- **Aim of the task**:
Compile every line that includes the word "května".
>> Start
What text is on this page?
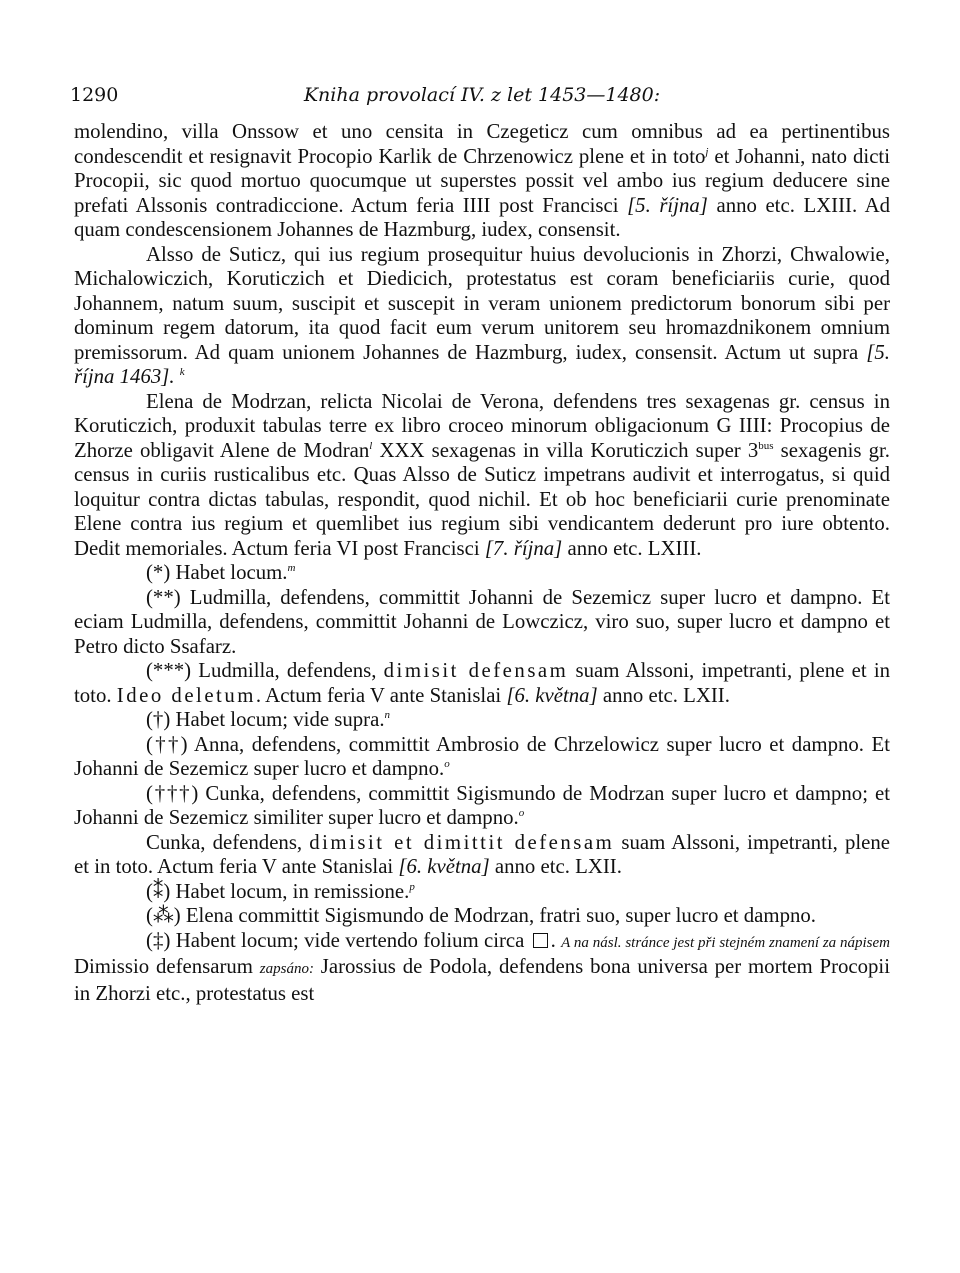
1290	Kniha provolací IV. z let 1453—1480:

molendino, villa Onssow et uno censita in Czegeticz cum omnibus ad ea pertinentibus condescendit et resignavit Procopio Karlik de Chrzenowicz plene et in toto$^j$ et Johanni, nato dicti Procopii, sic quod mortuo quocumque ut superstes possit vel ambo ius regium deducere sine prefati Alssonis contradiccione. Actum feria IIII post Francisci [5. října] anno etc. LXIII. Ad quam condescensionem Johannes de Hazmburg, iudex, consensit.

Alsso de Suticz, qui ius regium prosequitur huius devolucionis in Zhorzi, Chwalowie, Michalowiczich, Koruticzich et Diedicich, protestatus est coram beneficiariis curie, quod Johannem, natum suum, suscipit et suscepit in veram unionem predictorum bonorum sibi per dominum regem datorum, ita quod facit eum verum unitorem seu hromazdnikonem omnium premissorum. Ad quam unionem Johannes de Hazmburg, iudex, consensit. Actum ut supra [5. října 1463]. $^k$

Elena de Modrzan, relicta Nicolai de Verona, defendens tres sexagenas gr. census in Koruticzich, produxit tabulas terre ex libro croceo minorum obligacionum G IIII: Procopius de Zhorze obligavit Alene de Modran$^l$ XXX sexagenas in villa Koruticzich super $3^{bus}$ sexagenis gr. census in curiis rusticalibus etc. Quas Alsso de Suticz impetrans audivit et interrogatus, si quid loquitur contra dictas tabulas, respondit, quod nichil. Et ob hoc beneficiarii curie prenominate Elene contra ius regium et quemlibet ius regium sibi vendicantem dederunt pro iure obtento. Dedit memoriales. Actum feria VI post Francisci [7. října] anno etc. LXIII.

(*) Habet locum.$^m$

(**) Ludmilla, defendens, committit Johanni de Sezemicz super lucro et dampno. Et eciam Ludmilla, defendens, committit Johanni de Lowczicz, viro suo, super lucro et dampno et Petro dicto Ssafarz.

(***) Ludmilla, defendens, dimisit defensam suam Alssoni, impetranti, plene et in toto. Ideo deletum. Actum feria V ante Stanislai [6. května] anno etc. LXII.

(†) Habet locum; vide supra.$^n$

(††) Anna, defendens, committit Ambrosio de Chrzelowicz super lucro et dampno. Et Johanni de Sezemicz super lucro et dampno.$^o$

(†††) Cunka, defendens, committit Sigismundo de Modrzan super lucro et dampno; et Johanni de Sezemicz similiter super lucro et dampno.$^o$

Cunka, defendens, dimisit et dimittit defensam suam Alssoni, impetranti, plene et in toto. Actum feria V ante Stanislai [6. května] anno etc. LXII.

(⁑) Habet locum, in remissione.$^p$

(⁂) Elena committit Sigismundo de Modrzan, fratri suo, super lucro et dampno.

(‡) Habent locum; vide vertendo folium circa . A na násl. stránce jest při stejném znamení za nápisem Dimissio defensarum zapsáno: Jarossius de Podola, defendens bona universa per mortem Procopii in Zhorzi etc., protestatus est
>> End
- **Exercise solution**:
(***) Ludmilla, defendens, dimisit defensam suam Alssoni, impetranti, plene et in toto. Ideo deletum. Actum feria V ante Stanislai [6. května] anno etc. LXII.
Cunka, defendens, dimisit et dimittit defensam suam Alssoni, impetranti, plene et in toto. Actum feria V ante Stanislai [6. května] anno etc. LXII.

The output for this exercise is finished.